* [Provided data]:
····················

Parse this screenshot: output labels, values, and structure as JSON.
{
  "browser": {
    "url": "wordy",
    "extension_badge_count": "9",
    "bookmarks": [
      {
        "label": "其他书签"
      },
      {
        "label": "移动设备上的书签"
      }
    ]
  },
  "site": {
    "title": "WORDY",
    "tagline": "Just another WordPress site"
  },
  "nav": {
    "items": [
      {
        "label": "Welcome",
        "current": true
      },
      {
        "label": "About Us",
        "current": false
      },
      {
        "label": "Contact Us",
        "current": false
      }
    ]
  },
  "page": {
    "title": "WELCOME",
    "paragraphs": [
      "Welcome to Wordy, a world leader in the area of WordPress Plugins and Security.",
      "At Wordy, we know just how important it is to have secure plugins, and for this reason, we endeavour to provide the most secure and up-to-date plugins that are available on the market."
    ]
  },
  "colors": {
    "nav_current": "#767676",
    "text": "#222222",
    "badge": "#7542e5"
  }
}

····················

Write down the full listing again, exactly.

Parse this screenshot: output labels, values, and structure as JSON.
{
  "browser": {
    "url": "wordy",
    "extension_badge_count": "9",
    "bookmarks": [
      {
        "label": "其他书签"
      },
      {
        "label": "移动设备上的书签"
      }
    ]
  },
  "site": {
    "title": "WORDY",
    "tagline": "Just another WordPress site"
  },
  "nav": {
    "items": [
      {
        "label": "Welcome",
        "current": true
      },
      {
        "label": "About Us",
        "current": false
      },
      {
        "label": "Contact Us",
        "current": false
      }
    ]
  },
  "page": {
    "title": "WELCOME",
    "paragraphs": [
      "Welcome to Wordy, a world leader in the area of WordPress Plugins and Security.",
      "At Wordy, we know just how important it is to have secure plugins, and for this reason, we endeavour to provide the most secure and up-to-date plugins that are available on the market."
    ]
  },
  "colors": {
    "nav_current": "#767676",
    "text": "#222222",
    "badge": "#7542e5"
  }
}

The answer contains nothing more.